## 任務說明
(a) 請將所附文字從「回學校後,他開始讀馬克思早年」到「剁手指,鮮血淋淋,慘不忍睹。」的部分重寫一遍,並把其中的「胡定國」更新為「一位」。
(b) 根據所附文字,「實踐戰鬥隊」打著什麼旗幟?

## 所附文字
%%

維淩政治上覺醒,始自於63年底參加社教工作組,去北京通縣訪貧問苦、紮根串連。跟李訥在同一個生產大隊,她是曆史係四年級。他第一次了解到,中國農村水深火熱。老百姓訴苦講到,家家挨餓,甚至有人餓死。幹部橫行鄉裏,動不動就克扣口糧、把人捆起來吊著打,不讓農民出去討飯。看不出農村的慘狀,跟“帝修反”、階級鬥爭有任何關係。讓貧下中農憶苦思甜,一不小心就說到三年饑荒。講舊社會不動情,講60年會哭暈過去。一個半月的工作組經曆,讓他看透了農民兄弟的苦、大小幹部的惡。

回學校後,他開始讀馬克思早年著作,意識到問題在於幹部、政策,而不是階級鬥爭。最早接受他觀點的,隻有胡定國同學。

65年冬社教去西南小涼山。所在生產隊共4-50戶人家,沒有45歲以上的人,沒有2-5歲之間的小孩。在沒有天災的情況下,三年餓死了一半人。幹部采用酷刑壓製餓極的群眾。他看到兩個小兄弟,才5-8歲,偷吃了地裏兩根胡蘿卜,隊長扔下一把菜刀,讓他們互剁手指,鮮血淋淋,慘不忍睹。

他暗中發誓,不變革這個社會,決不罷休。他當時的答案:言論自由、民主參政和社會監督。王彥同學開始支持他,另有幾位同情者。

66年10月維淩和他的同誌們組織了“實踐戰鬥隊”,打著“為共產主義奮鬥”的旗幟,由北京到天津、大連、南京、最後上海,深入工廠調查大學畢業生的學用結合情況。年底接管北大上海聯絡站,參加了倒張(春橋)運動。

85年秋天,維淩到哥倫比亞大學演講。黎安友(Andrew Nathan)問他是否信仰共產主義,他回答絕對。88年春天,他在南韓最高智囊機構發展研究院( KDI)演講,也給出了同樣的回答。他心目中的共產主義是這樣一種社會,在這個社會裏,每個個人都能獲得充分實現自我的條件和機會,充分實現自己的個性、稟賦和才華,充分地貢獻並充分地獲取。人與人之間的關係達到高度融洽與和諧的境界,個人意誌的實現與人際關係的和諧達到平衡。他認為這才是正宗的共產主義。【《手稿》pp.14-16】維淩信仰的,實際是人本共產主義。

%%

## 顯示資料

%%

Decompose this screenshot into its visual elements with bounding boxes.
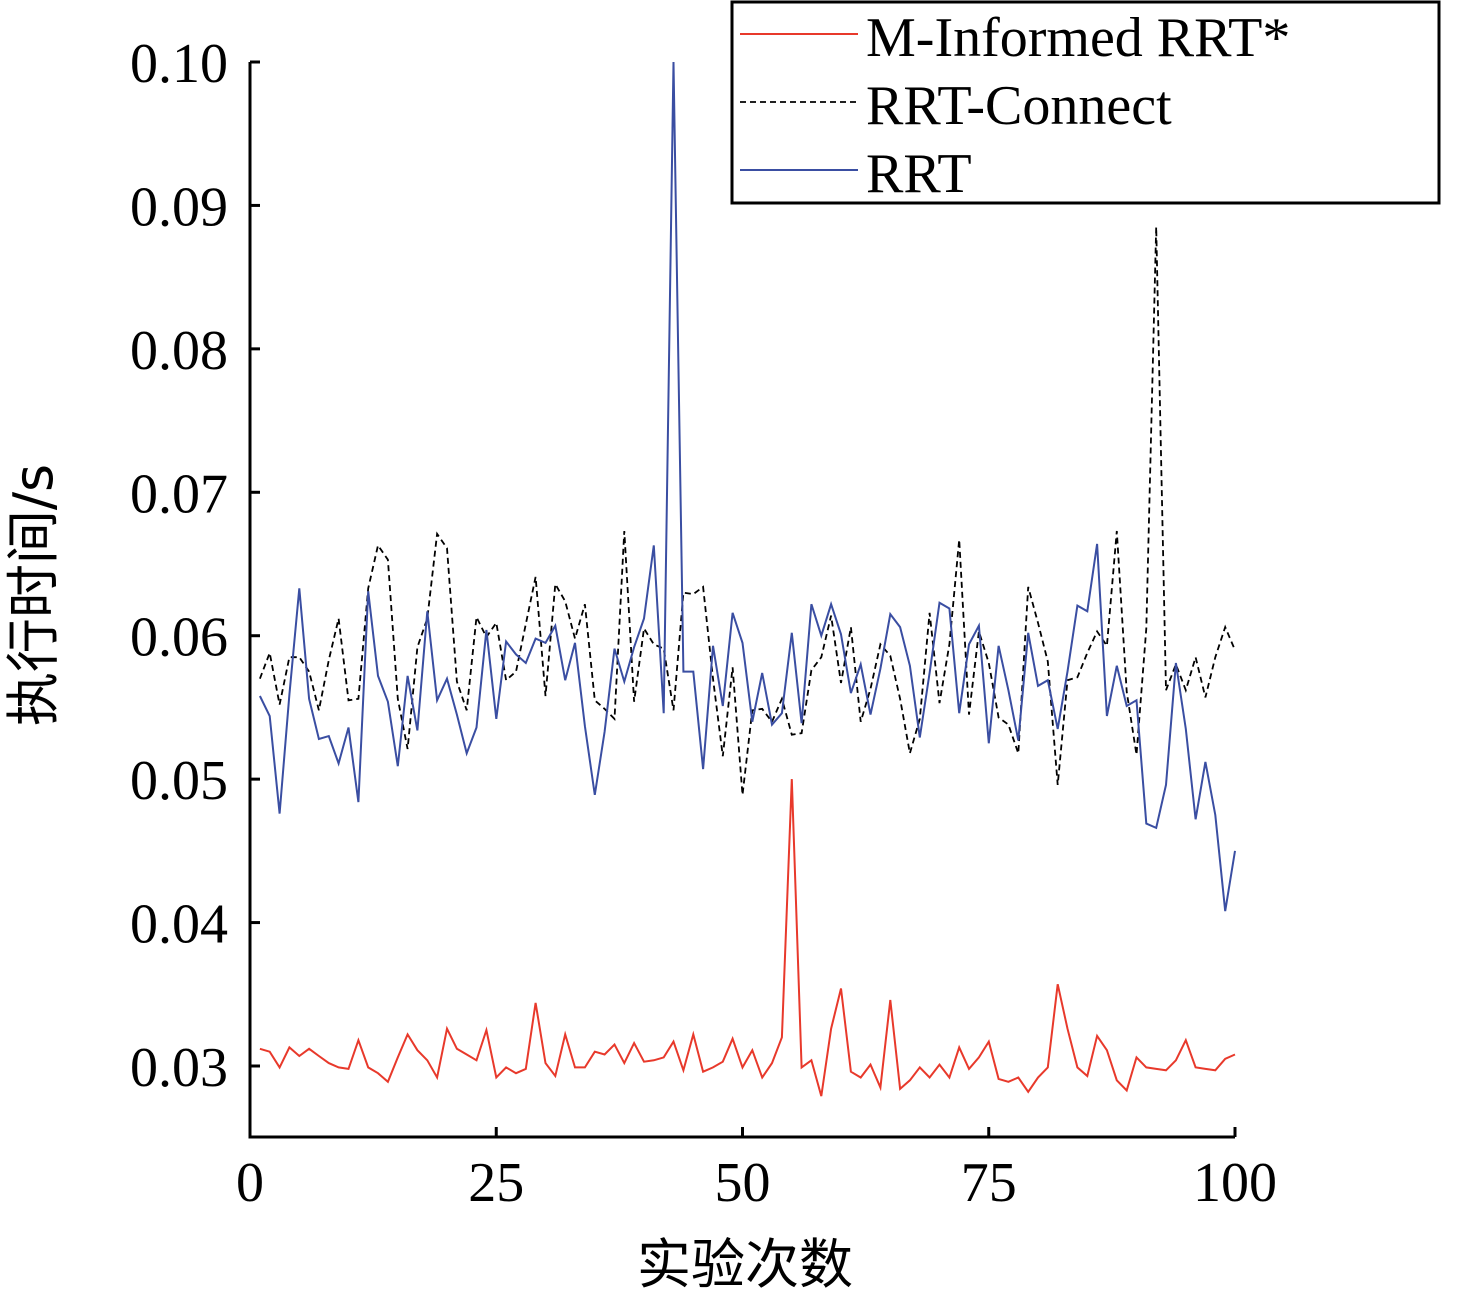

%%

## 參考答案
(a)
回學校後,他開始讀馬克思早年著作,意識到問題在於幹部、政策,而不是階級鬥爭。最早接受他觀點的,隻有一位同學。

65年冬社教去西南小涼山。所在生產隊共4-50戶人家,沒有45歲以上的人,沒有2-5歲之間的小孩。在沒有天災的情況下,三年餓死了一半人。幹部采用酷刑壓製餓極的群眾。他看到兩個小兄弟,才5-8歲,偷吃了地裏兩根胡蘿卜,隊長扔下一把菜刀,讓他們互剁手指,鮮血淋淋,慘不忍睹。

(b) 「為共產主義奮鬥」的旗幟。